* BEGIN Records to use *

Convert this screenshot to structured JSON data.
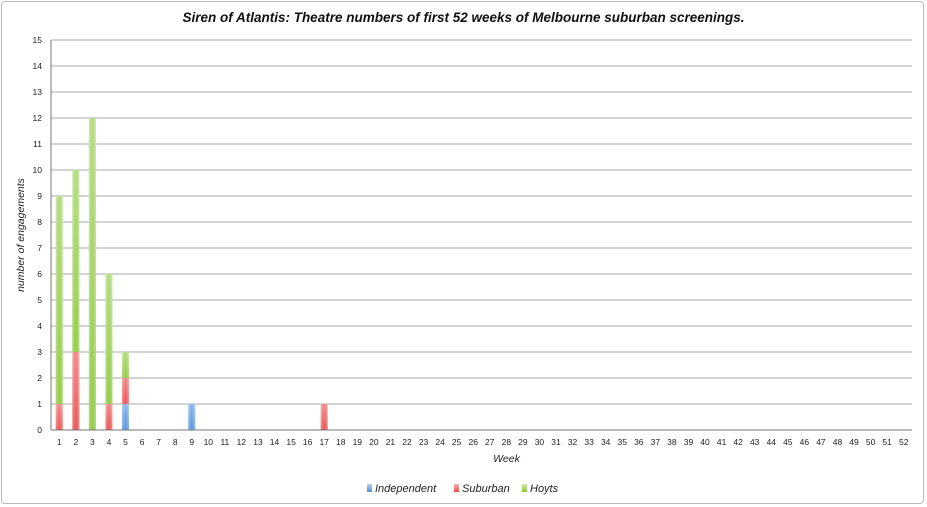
{
  "chart_data": {
    "type": "bar",
    "stacked": true,
    "title": "Siren of Atlantis: Theatre numbers of first 52 weeks of Melbourne suburban screenings.",
    "xlabel": "Week",
    "ylabel": "number of engagements",
    "ylim": [
      0,
      15
    ],
    "yticks": [
      "0",
      "1",
      "2",
      "3",
      "4",
      "5",
      "6",
      "7",
      "8",
      "9",
      "10",
      "11",
      "12",
      "13",
      "14",
      "15"
    ],
    "categories": [
      "1",
      "2",
      "3",
      "4",
      "5",
      "6",
      "7",
      "8",
      "9",
      "10",
      "11",
      "12",
      "13",
      "14",
      "15",
      "16",
      "17",
      "18",
      "19",
      "20",
      "21",
      "22",
      "23",
      "24",
      "25",
      "26",
      "27",
      "28",
      "29",
      "30",
      "31",
      "32",
      "33",
      "34",
      "35",
      "36",
      "37",
      "38",
      "39",
      "40",
      "41",
      "42",
      "43",
      "44",
      "45",
      "46",
      "47",
      "48",
      "49",
      "50",
      "51",
      "52"
    ],
    "series": [
      {
        "name": "Independent",
        "color": "#4f8fdc",
        "values": [
          0,
          0,
          0,
          0,
          1,
          0,
          0,
          0,
          1,
          0,
          0,
          0,
          0,
          0,
          0,
          0,
          0,
          0,
          0,
          0,
          0,
          0,
          0,
          0,
          0,
          0,
          0,
          0,
          0,
          0,
          0,
          0,
          0,
          0,
          0,
          0,
          0,
          0,
          0,
          0,
          0,
          0,
          0,
          0,
          0,
          0,
          0,
          0,
          0,
          0,
          0,
          0
        ]
      },
      {
        "name": "Suburban",
        "color": "#e84a4a",
        "values": [
          1,
          3,
          0,
          1,
          1,
          0,
          0,
          0,
          0,
          0,
          0,
          0,
          0,
          0,
          0,
          0,
          1,
          0,
          0,
          0,
          0,
          0,
          0,
          0,
          0,
          0,
          0,
          0,
          0,
          0,
          0,
          0,
          0,
          0,
          0,
          0,
          0,
          0,
          0,
          0,
          0,
          0,
          0,
          0,
          0,
          0,
          0,
          0,
          0,
          0,
          0,
          0
        ]
      },
      {
        "name": "Hoyts",
        "color": "#8cc83c",
        "values": [
          8,
          7,
          12,
          5,
          1,
          0,
          0,
          0,
          0,
          0,
          0,
          0,
          0,
          0,
          0,
          0,
          0,
          0,
          0,
          0,
          0,
          0,
          0,
          0,
          0,
          0,
          0,
          0,
          0,
          0,
          0,
          0,
          0,
          0,
          0,
          0,
          0,
          0,
          0,
          0,
          0,
          0,
          0,
          0,
          0,
          0,
          0,
          0,
          0,
          0,
          0,
          0
        ]
      }
    ],
    "grid": true,
    "legend_position": "bottom"
  }
}
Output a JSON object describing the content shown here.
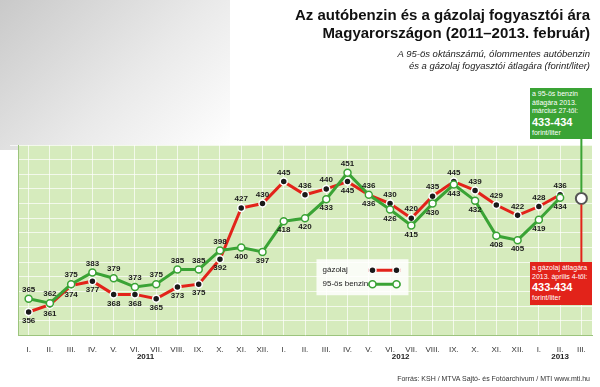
{
  "chart_data": {
    "type": "line",
    "title": [
      "Az autóbenzin és a gázolaj fogyasztói ára",
      "Magyarországon (2011–2013. február)"
    ],
    "subtitle": [
      "A 95-ös oktánszámú, ólommentes autóbenzin",
      "és a gázolaj fogyasztói átlagára (forint/liter)"
    ],
    "categories": [
      "I.",
      "II.",
      "III.",
      "IV.",
      "V.",
      "VI.",
      "VII.",
      "VIII.",
      "IX.",
      "X.",
      "XI.",
      "XII.",
      "I.",
      "II.",
      "III.",
      "IV.",
      "V.",
      "VI.",
      "VII.",
      "VIII.",
      "IX.",
      "X.",
      "XI.",
      "XII.",
      "I.",
      "II.",
      "III."
    ],
    "year_groups": [
      {
        "label": "2011",
        "count": 12
      },
      {
        "label": "2012",
        "count": 12
      },
      {
        "label": "2013",
        "count": 3
      }
    ],
    "series": [
      {
        "name": "gázolaj",
        "color": "#e2231a",
        "marker": "circle",
        "line_style": "solid",
        "values": [
          356,
          361,
          374,
          377,
          368,
          368,
          365,
          373,
          375,
          392,
          427,
          430,
          445,
          436,
          440,
          445,
          436,
          430,
          420,
          435,
          445,
          439,
          429,
          422,
          428,
          436,
          null
        ]
      },
      {
        "name": "95-ös benzin",
        "color": "#3aa335",
        "marker": "circle",
        "line_style": "solid",
        "values": [
          365,
          362,
          375,
          383,
          379,
          373,
          375,
          385,
          385,
          398,
          400,
          397,
          418,
          420,
          433,
          451,
          436,
          426,
          415,
          430,
          443,
          432,
          408,
          405,
          419,
          434,
          null
        ]
      }
    ],
    "estimate_point": {
      "category_index": 26,
      "value": 433.5
    },
    "annotations": [
      {
        "text": "a 95-ös benzin átlagára 2013. március 27-től:",
        "value_text": "433-434",
        "unit": "forint/liter",
        "color": "#3aa335"
      },
      {
        "text": "a gázolaj átlagára 2013. április 4-től:",
        "value_text": "433-434",
        "unit": "forint/liter",
        "color": "#e2231a"
      }
    ],
    "ylim": [
      340,
      470
    ],
    "yticks": [
      340,
      350,
      360,
      370,
      380,
      390,
      400,
      410,
      420,
      430,
      440,
      450,
      460,
      470
    ],
    "grid": true,
    "tick_labels": "x",
    "data_labels": true,
    "legend": "center",
    "source": "Forrás: KSH / MTVA Sajtó- és Fotóarchívum / MTI",
    "website": "www.mti.hu"
  }
}
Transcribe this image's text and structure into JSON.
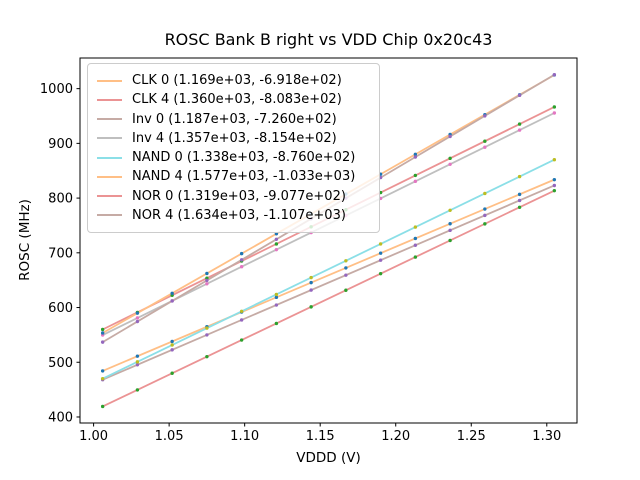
{
  "chart_data": {
    "type": "scatter",
    "title": "ROSC Bank B right vs VDD Chip 0x20c43",
    "xlabel": "VDDD (V)",
    "ylabel": "ROSC (MHz)",
    "xlim": [
      0.991,
      1.32
    ],
    "ylim": [
      389,
      1056
    ],
    "grid": false,
    "legend_position": "upper left",
    "colors": {
      "background": "#ffffff",
      "spine": "#000000",
      "text": "#000000",
      "legend_border": "#cccccc"
    },
    "x_ticks": [
      {
        "value": 1.0,
        "label": "1.00"
      },
      {
        "value": 1.05,
        "label": "1.05"
      },
      {
        "value": 1.1,
        "label": "1.10"
      },
      {
        "value": 1.15,
        "label": "1.15"
      },
      {
        "value": 1.2,
        "label": "1.20"
      },
      {
        "value": 1.25,
        "label": "1.25"
      },
      {
        "value": 1.3,
        "label": "1.30"
      }
    ],
    "y_ticks": [
      {
        "value": 400,
        "label": "400"
      },
      {
        "value": 500,
        "label": "500"
      },
      {
        "value": 600,
        "label": "600"
      },
      {
        "value": 700,
        "label": "700"
      },
      {
        "value": 800,
        "label": "800"
      },
      {
        "value": 900,
        "label": "900"
      },
      {
        "value": 1000,
        "label": "1000"
      }
    ],
    "x": [
      1.006,
      1.029,
      1.052,
      1.075,
      1.098,
      1.121,
      1.144,
      1.167,
      1.19,
      1.213,
      1.236,
      1.259,
      1.282,
      1.305
    ],
    "series": [
      {
        "name": "CLK 0",
        "legend_label": "CLK 0 (1.169e+03, -6.918e+02)",
        "slope": 1169,
        "intercept": -691.8,
        "line_color": "#ffbf86",
        "marker_color": "#1f77b4",
        "y": [
          484.2,
          511.1,
          538.0,
          564.9,
          591.8,
          618.6,
          645.5,
          672.4,
          699.3,
          726.2,
          753.1,
          780.0,
          806.8,
          833.7
        ]
      },
      {
        "name": "CLK 4",
        "legend_label": "CLK 4 (1.360e+03, -8.083e+02)",
        "slope": 1360,
        "intercept": -808.3,
        "line_color": "#eb9394",
        "marker_color": "#2ca02c",
        "y": [
          559.9,
          591.1,
          622.4,
          653.7,
          685.0,
          716.2,
          747.5,
          778.8,
          810.1,
          841.4,
          872.6,
          903.9,
          935.2,
          966.5
        ]
      },
      {
        "name": "Inv 0",
        "legend_label": "Inv 0 (1.187e+03, -7.260e+02)",
        "slope": 1187,
        "intercept": -726.0,
        "line_color": "#c6aba5",
        "marker_color": "#9467bd",
        "y": [
          468.1,
          495.4,
          522.7,
          550.0,
          577.3,
          604.6,
          631.9,
          659.2,
          686.5,
          713.8,
          741.1,
          768.4,
          795.7,
          823.0
        ]
      },
      {
        "name": "Inv 4",
        "legend_label": "Inv 4 (1.357e+03, -8.154e+02)",
        "slope": 1357,
        "intercept": -815.4,
        "line_color": "#bfbfbf",
        "marker_color": "#e377c2",
        "y": [
          549.7,
          580.9,
          612.2,
          643.4,
          674.6,
          705.8,
          737.0,
          768.2,
          799.4,
          830.6,
          861.8,
          893.0,
          924.3,
          955.5
        ]
      },
      {
        "name": "NAND 0",
        "legend_label": "NAND 0 (1.338e+03, -8.760e+02)",
        "slope": 1338,
        "intercept": -876.0,
        "line_color": "#8bdfe7",
        "marker_color": "#bcbd22",
        "y": [
          470.0,
          500.8,
          531.6,
          562.4,
          593.1,
          623.9,
          654.7,
          685.4,
          716.2,
          747.0,
          777.7,
          808.5,
          839.3,
          870.1
        ]
      },
      {
        "name": "NAND 4",
        "legend_label": "NAND 4 (1.577e+03, -1.033e+03)",
        "slope": 1577,
        "intercept": -1033,
        "line_color": "#ffbf86",
        "marker_color": "#1f77b4",
        "y": [
          553.5,
          589.7,
          626.0,
          662.3,
          698.5,
          734.8,
          771.1,
          807.4,
          843.6,
          879.9,
          916.2,
          952.4,
          988.7,
          1025.0
        ]
      },
      {
        "name": "NOR 0",
        "legend_label": "NOR 0 (1.319e+03, -9.077e+02)",
        "slope": 1319,
        "intercept": -907.7,
        "line_color": "#eb9394",
        "marker_color": "#2ca02c",
        "y": [
          419.2,
          449.5,
          479.9,
          510.2,
          540.6,
          570.9,
          601.2,
          631.6,
          661.9,
          692.2,
          722.6,
          752.9,
          783.2,
          813.6
        ]
      },
      {
        "name": "NOR 4",
        "legend_label": "NOR 4 (1.634e+03, -1.107e+03)",
        "slope": 1634,
        "intercept": -1107,
        "line_color": "#c6aba5",
        "marker_color": "#9467bd",
        "y": [
          536.8,
          574.4,
          612.0,
          649.6,
          687.2,
          724.7,
          762.3,
          799.9,
          837.5,
          875.1,
          912.6,
          950.2,
          987.8,
          1025.4
        ]
      }
    ]
  }
}
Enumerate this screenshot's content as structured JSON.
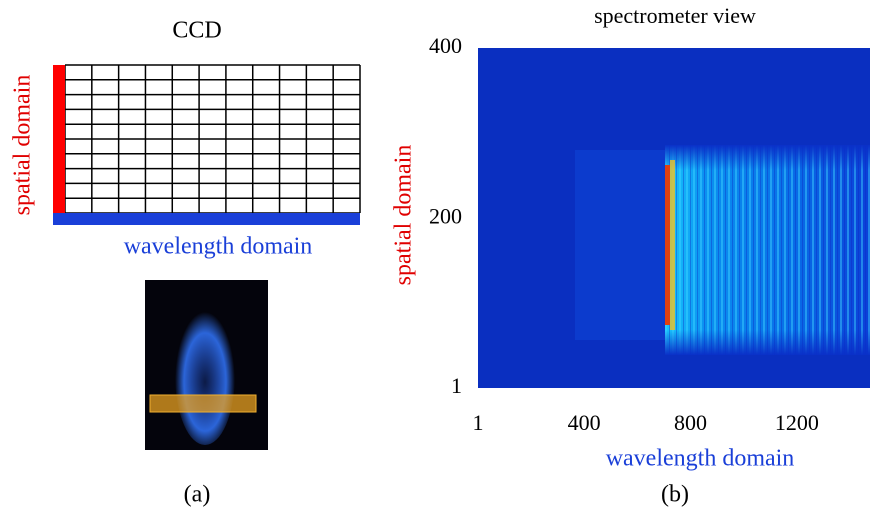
{
  "panel_a": {
    "title": "CCD",
    "y_label": "spatial domain",
    "x_label": "wavelength domain",
    "caption": "(a)"
  },
  "panel_b": {
    "title": "spectrometer view",
    "y_label": "spatial domain",
    "x_label": "wavelength domain",
    "caption": "(b)",
    "ylim": [
      1,
      400
    ],
    "yticks": [
      1,
      200,
      400
    ],
    "xlim": [
      1,
      1475
    ],
    "xticks": [
      1,
      400,
      800,
      1200
    ]
  }
}
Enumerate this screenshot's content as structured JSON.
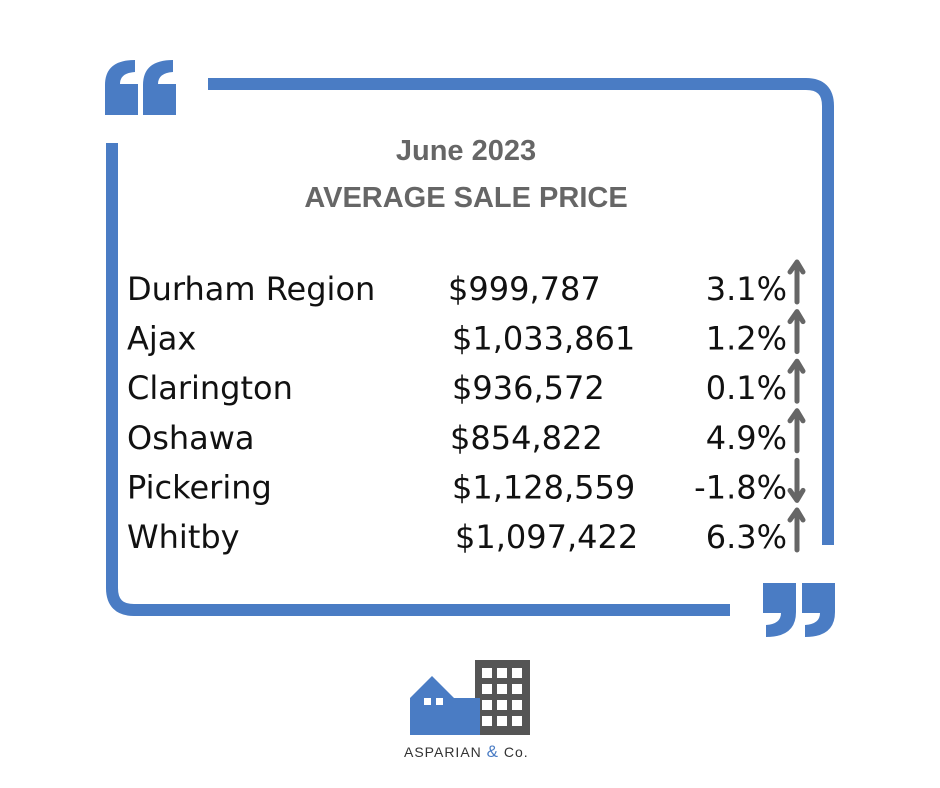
{
  "header": {
    "title": "June 2023",
    "subtitle": "AVERAGE SALE PRICE"
  },
  "table": {
    "rows": [
      {
        "region": "Durham Region",
        "price": "$999,787",
        "change": "3.1%",
        "trend": "up"
      },
      {
        "region": "Ajax",
        "price": "$1,033,861",
        "change": "1.2%",
        "trend": "up"
      },
      {
        "region": "Clarington",
        "price": "$936,572",
        "change": "0.1%",
        "trend": "up"
      },
      {
        "region": "Oshawa",
        "price": "$854,822",
        "change": "4.9%",
        "trend": "up"
      },
      {
        "region": "Pickering",
        "price": "$1,128,559",
        "change": "-1.8%",
        "trend": "down"
      },
      {
        "region": "Whitby",
        "price": "$1,097,422",
        "change": "6.3%",
        "trend": "up"
      }
    ]
  },
  "logo": {
    "name": "ASPARIAN",
    "amp": "&",
    "suffix": "Co."
  }
}
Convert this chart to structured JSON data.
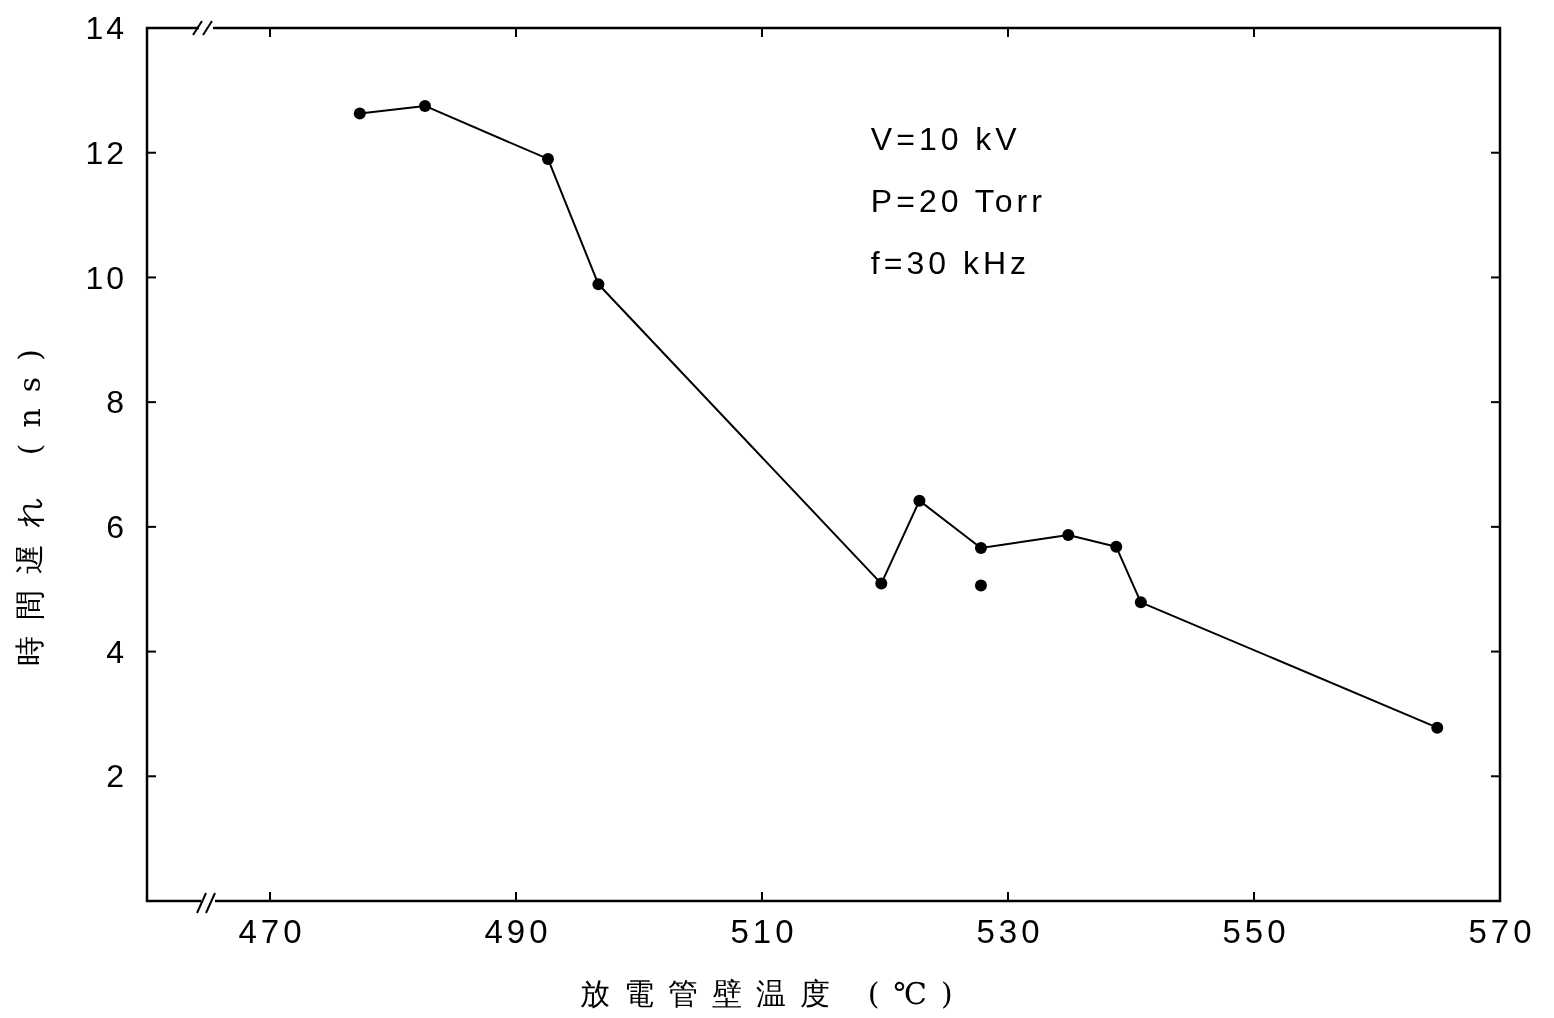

* END Records to use *

### Job
State how many lines of the data include the word "autóbenzin", with nothing else.

### Correct response
2